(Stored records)
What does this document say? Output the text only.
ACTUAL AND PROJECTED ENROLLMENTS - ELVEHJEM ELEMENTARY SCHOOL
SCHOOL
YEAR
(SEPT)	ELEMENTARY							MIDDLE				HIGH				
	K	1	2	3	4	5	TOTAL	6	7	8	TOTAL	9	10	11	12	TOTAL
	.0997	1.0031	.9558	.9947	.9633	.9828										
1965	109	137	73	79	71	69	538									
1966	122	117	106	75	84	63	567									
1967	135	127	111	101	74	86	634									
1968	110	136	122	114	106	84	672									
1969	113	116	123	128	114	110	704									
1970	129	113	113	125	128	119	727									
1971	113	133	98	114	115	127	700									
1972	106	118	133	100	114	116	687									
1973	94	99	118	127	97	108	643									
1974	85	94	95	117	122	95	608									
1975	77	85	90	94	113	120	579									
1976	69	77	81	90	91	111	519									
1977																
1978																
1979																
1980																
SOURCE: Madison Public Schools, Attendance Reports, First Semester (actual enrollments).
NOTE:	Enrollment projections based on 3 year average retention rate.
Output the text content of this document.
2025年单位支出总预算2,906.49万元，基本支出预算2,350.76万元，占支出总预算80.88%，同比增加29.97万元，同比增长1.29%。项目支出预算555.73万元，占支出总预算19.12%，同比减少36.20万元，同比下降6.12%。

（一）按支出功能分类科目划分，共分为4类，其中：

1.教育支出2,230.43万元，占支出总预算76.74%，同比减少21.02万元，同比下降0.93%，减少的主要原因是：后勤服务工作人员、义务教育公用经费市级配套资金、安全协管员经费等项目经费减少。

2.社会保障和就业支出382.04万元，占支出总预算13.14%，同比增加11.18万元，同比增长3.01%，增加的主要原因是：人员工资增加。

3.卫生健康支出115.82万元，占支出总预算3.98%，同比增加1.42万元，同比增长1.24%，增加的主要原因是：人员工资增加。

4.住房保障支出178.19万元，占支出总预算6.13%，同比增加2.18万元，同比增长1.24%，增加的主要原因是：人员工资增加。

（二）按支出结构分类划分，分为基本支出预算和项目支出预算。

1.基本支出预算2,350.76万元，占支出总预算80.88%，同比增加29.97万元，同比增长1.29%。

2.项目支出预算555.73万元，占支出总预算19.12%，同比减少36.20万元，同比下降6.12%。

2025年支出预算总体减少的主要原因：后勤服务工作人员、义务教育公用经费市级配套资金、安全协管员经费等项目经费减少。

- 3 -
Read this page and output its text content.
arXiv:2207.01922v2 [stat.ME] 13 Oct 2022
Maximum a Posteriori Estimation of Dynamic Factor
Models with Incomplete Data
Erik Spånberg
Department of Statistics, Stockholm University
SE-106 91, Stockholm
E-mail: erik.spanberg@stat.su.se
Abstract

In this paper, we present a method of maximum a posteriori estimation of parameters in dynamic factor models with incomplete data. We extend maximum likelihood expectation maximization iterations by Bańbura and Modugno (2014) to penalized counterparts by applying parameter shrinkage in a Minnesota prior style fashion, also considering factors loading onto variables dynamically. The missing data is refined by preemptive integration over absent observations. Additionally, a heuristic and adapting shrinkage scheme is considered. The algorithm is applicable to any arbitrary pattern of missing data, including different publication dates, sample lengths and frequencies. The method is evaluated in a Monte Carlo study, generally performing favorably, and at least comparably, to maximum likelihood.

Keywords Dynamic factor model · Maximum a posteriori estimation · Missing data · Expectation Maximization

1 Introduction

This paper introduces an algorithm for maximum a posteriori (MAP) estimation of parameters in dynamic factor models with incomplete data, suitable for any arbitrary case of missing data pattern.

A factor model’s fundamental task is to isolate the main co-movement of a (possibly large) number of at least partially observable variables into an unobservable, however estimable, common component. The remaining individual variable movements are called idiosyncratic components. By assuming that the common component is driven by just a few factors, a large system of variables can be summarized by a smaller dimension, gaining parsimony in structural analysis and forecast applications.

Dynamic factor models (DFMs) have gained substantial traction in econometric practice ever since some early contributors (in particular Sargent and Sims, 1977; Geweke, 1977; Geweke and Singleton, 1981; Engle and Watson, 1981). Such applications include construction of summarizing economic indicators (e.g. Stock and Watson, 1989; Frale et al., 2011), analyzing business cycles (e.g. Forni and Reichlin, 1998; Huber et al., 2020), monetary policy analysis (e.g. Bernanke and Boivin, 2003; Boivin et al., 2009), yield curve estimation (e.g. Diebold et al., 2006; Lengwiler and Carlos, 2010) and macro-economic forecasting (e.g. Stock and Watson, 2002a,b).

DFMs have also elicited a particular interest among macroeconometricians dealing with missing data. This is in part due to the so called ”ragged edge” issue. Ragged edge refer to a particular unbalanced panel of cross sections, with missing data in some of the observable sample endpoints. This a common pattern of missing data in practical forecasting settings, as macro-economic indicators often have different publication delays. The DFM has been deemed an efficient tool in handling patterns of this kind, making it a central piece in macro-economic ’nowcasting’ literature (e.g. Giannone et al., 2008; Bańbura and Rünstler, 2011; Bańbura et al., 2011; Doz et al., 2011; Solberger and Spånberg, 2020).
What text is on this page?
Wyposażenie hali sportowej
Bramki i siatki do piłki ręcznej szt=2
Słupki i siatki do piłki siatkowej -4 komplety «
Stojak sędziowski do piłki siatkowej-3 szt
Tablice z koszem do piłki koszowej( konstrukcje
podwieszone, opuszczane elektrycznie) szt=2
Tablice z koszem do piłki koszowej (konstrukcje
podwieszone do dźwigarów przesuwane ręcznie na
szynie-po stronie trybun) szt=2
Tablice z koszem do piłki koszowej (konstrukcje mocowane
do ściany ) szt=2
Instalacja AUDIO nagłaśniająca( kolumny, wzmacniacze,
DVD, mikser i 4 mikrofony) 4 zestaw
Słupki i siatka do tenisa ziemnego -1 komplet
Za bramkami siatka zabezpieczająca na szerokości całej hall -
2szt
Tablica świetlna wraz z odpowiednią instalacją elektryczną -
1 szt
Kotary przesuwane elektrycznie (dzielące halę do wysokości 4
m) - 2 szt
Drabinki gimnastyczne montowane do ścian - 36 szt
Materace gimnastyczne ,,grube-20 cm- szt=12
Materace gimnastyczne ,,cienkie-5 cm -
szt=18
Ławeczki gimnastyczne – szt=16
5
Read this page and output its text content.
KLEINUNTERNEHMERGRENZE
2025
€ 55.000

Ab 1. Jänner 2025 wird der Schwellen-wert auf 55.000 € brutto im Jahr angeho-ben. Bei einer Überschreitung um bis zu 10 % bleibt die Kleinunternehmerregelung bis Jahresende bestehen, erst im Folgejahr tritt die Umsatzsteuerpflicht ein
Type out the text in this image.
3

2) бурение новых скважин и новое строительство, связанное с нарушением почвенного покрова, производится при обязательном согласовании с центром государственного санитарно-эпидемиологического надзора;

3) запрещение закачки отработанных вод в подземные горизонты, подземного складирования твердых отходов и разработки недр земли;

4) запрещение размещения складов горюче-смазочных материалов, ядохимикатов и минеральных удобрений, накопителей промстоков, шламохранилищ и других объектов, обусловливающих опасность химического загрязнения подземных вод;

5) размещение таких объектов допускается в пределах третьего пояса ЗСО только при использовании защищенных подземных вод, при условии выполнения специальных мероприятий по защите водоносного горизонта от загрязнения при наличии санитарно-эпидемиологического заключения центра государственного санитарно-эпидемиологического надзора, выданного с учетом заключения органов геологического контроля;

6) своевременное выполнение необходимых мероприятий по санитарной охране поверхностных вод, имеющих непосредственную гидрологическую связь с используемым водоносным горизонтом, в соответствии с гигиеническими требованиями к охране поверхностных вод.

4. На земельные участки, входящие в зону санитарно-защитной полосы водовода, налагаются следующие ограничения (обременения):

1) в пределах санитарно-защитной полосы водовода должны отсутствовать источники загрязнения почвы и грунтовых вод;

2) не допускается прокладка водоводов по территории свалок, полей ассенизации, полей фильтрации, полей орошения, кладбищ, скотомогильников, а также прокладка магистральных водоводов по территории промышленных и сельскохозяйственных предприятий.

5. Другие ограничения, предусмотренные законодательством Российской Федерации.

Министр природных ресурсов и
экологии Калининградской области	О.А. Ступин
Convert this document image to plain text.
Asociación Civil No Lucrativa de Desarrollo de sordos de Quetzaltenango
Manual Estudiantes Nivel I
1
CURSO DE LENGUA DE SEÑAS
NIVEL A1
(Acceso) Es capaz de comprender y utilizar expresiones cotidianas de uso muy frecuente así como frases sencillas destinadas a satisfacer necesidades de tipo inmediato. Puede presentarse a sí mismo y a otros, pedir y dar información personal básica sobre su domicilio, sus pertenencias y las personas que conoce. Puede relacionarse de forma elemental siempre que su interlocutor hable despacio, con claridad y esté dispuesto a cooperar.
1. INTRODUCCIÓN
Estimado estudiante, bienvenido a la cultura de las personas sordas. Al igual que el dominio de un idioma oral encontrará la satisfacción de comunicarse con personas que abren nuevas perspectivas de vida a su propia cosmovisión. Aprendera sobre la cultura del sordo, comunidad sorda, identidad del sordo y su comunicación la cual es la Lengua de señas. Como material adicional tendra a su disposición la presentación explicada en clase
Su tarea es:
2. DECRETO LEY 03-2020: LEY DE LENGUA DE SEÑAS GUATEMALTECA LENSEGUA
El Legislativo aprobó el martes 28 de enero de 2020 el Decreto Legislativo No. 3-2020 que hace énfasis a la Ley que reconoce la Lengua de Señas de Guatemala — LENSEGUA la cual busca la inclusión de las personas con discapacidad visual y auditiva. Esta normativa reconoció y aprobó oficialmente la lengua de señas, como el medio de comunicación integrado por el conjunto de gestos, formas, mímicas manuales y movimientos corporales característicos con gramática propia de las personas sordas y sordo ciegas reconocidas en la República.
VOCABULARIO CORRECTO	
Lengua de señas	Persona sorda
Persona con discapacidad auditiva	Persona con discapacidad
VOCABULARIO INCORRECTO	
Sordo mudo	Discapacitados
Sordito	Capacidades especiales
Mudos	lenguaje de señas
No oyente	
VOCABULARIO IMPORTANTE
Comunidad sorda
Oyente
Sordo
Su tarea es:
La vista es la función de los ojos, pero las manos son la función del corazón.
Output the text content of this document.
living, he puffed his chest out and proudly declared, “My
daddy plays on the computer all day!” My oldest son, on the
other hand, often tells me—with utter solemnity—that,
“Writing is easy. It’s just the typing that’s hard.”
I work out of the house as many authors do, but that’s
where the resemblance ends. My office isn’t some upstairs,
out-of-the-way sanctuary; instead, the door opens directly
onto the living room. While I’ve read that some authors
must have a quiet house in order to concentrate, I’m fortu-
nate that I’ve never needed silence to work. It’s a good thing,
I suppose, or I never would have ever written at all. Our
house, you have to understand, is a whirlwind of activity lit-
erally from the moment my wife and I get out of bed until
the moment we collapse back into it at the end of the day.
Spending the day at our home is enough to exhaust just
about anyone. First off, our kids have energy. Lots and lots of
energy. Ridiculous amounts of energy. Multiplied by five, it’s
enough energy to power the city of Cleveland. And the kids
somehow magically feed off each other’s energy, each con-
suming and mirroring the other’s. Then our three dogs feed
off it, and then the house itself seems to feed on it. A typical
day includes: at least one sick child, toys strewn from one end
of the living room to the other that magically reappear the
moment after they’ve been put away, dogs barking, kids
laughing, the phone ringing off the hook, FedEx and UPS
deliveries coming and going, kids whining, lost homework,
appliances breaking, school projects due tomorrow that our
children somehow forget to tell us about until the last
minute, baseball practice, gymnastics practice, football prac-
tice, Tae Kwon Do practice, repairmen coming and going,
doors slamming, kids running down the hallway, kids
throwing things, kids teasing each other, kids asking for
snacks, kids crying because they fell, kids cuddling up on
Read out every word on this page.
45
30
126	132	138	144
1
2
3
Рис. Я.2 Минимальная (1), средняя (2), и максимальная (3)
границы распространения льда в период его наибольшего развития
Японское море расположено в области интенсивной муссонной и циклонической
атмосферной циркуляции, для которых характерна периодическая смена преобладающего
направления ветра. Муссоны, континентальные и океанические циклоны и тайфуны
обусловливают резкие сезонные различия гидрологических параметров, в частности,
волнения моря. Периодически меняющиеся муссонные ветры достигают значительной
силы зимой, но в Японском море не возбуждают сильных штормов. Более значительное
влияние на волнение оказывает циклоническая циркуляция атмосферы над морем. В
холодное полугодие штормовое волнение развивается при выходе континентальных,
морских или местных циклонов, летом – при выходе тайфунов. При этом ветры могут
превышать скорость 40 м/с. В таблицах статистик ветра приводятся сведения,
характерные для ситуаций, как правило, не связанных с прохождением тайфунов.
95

Instruction:
Select all lines in the listing that include the word "magically".

Worked answer:
somehow magically feed off each other’s energy, each con-
of the living room to the other that magically reappear the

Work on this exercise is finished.